Rows:

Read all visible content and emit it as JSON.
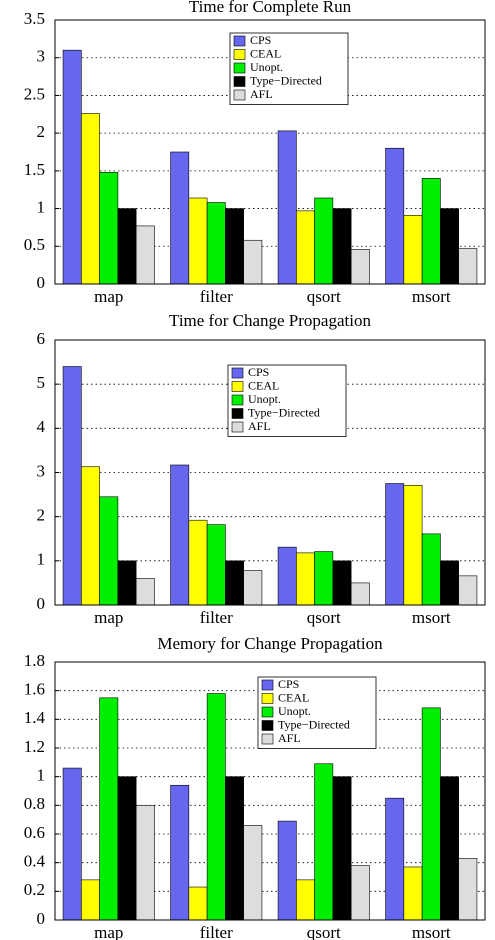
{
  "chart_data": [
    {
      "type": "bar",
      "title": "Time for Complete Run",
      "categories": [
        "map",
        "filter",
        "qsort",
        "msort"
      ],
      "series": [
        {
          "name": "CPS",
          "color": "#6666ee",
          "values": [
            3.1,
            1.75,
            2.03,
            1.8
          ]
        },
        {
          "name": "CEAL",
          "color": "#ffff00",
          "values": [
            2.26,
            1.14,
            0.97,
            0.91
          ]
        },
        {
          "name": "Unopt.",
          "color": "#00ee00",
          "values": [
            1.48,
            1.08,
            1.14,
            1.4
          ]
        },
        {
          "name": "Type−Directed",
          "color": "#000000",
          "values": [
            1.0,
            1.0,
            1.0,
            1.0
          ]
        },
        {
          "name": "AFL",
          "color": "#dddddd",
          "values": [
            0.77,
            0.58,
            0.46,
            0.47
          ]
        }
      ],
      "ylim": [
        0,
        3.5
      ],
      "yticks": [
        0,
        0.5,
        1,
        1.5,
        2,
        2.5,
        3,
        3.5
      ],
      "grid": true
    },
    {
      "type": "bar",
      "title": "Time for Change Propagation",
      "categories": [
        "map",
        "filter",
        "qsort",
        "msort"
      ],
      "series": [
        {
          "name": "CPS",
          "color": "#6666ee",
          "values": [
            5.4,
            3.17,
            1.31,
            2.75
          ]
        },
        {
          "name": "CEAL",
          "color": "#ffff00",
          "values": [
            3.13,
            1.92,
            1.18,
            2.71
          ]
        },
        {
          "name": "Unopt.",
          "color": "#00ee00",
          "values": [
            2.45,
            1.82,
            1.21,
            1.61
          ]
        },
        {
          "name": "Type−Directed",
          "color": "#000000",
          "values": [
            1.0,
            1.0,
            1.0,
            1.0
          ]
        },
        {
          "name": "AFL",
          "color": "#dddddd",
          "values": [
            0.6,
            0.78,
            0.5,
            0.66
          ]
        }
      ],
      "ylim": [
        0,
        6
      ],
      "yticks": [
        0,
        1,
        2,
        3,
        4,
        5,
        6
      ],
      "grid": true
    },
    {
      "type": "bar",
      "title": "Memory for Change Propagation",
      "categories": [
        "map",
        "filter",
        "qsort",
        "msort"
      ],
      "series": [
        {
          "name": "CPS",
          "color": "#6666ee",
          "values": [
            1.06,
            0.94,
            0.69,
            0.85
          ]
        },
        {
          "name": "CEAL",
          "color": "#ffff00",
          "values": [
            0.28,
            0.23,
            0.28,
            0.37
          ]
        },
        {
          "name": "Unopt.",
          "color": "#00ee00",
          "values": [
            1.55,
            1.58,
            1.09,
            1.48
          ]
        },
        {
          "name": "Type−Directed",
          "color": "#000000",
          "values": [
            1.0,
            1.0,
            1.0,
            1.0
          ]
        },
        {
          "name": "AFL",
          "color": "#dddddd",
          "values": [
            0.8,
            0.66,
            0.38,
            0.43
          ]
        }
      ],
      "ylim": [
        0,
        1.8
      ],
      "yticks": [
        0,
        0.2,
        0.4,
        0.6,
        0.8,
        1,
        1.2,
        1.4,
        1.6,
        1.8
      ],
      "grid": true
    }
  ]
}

Work to complete:
Copy out all the data without changing anything, and drop the pictures.

Result of the exercise:
Read all visible content and emit it as JSON.
{
  "chart_data": [
    {
      "type": "bar",
      "title": "Time for Complete Run",
      "categories": [
        "map",
        "filter",
        "qsort",
        "msort"
      ],
      "series": [
        {
          "name": "CPS",
          "color": "#6666ee",
          "values": [
            3.1,
            1.75,
            2.03,
            1.8
          ]
        },
        {
          "name": "CEAL",
          "color": "#ffff00",
          "values": [
            2.26,
            1.14,
            0.97,
            0.91
          ]
        },
        {
          "name": "Unopt.",
          "color": "#00ee00",
          "values": [
            1.48,
            1.08,
            1.14,
            1.4
          ]
        },
        {
          "name": "Type−Directed",
          "color": "#000000",
          "values": [
            1.0,
            1.0,
            1.0,
            1.0
          ]
        },
        {
          "name": "AFL",
          "color": "#dddddd",
          "values": [
            0.77,
            0.58,
            0.46,
            0.47
          ]
        }
      ],
      "ylim": [
        0,
        3.5
      ],
      "yticks": [
        0,
        0.5,
        1,
        1.5,
        2,
        2.5,
        3,
        3.5
      ],
      "grid": true
    },
    {
      "type": "bar",
      "title": "Time for Change Propagation",
      "categories": [
        "map",
        "filter",
        "qsort",
        "msort"
      ],
      "series": [
        {
          "name": "CPS",
          "color": "#6666ee",
          "values": [
            5.4,
            3.17,
            1.31,
            2.75
          ]
        },
        {
          "name": "CEAL",
          "color": "#ffff00",
          "values": [
            3.13,
            1.92,
            1.18,
            2.71
          ]
        },
        {
          "name": "Unopt.",
          "color": "#00ee00",
          "values": [
            2.45,
            1.82,
            1.21,
            1.61
          ]
        },
        {
          "name": "Type−Directed",
          "color": "#000000",
          "values": [
            1.0,
            1.0,
            1.0,
            1.0
          ]
        },
        {
          "name": "AFL",
          "color": "#dddddd",
          "values": [
            0.6,
            0.78,
            0.5,
            0.66
          ]
        }
      ],
      "ylim": [
        0,
        6
      ],
      "yticks": [
        0,
        1,
        2,
        3,
        4,
        5,
        6
      ],
      "grid": true
    },
    {
      "type": "bar",
      "title": "Memory for Change Propagation",
      "categories": [
        "map",
        "filter",
        "qsort",
        "msort"
      ],
      "series": [
        {
          "name": "CPS",
          "color": "#6666ee",
          "values": [
            1.06,
            0.94,
            0.69,
            0.85
          ]
        },
        {
          "name": "CEAL",
          "color": "#ffff00",
          "values": [
            0.28,
            0.23,
            0.28,
            0.37
          ]
        },
        {
          "name": "Unopt.",
          "color": "#00ee00",
          "values": [
            1.55,
            1.58,
            1.09,
            1.48
          ]
        },
        {
          "name": "Type−Directed",
          "color": "#000000",
          "values": [
            1.0,
            1.0,
            1.0,
            1.0
          ]
        },
        {
          "name": "AFL",
          "color": "#dddddd",
          "values": [
            0.8,
            0.66,
            0.38,
            0.43
          ]
        }
      ],
      "ylim": [
        0,
        1.8
      ],
      "yticks": [
        0,
        0.2,
        0.4,
        0.6,
        0.8,
        1,
        1.2,
        1.4,
        1.6,
        1.8
      ],
      "grid": true
    }
  ]
}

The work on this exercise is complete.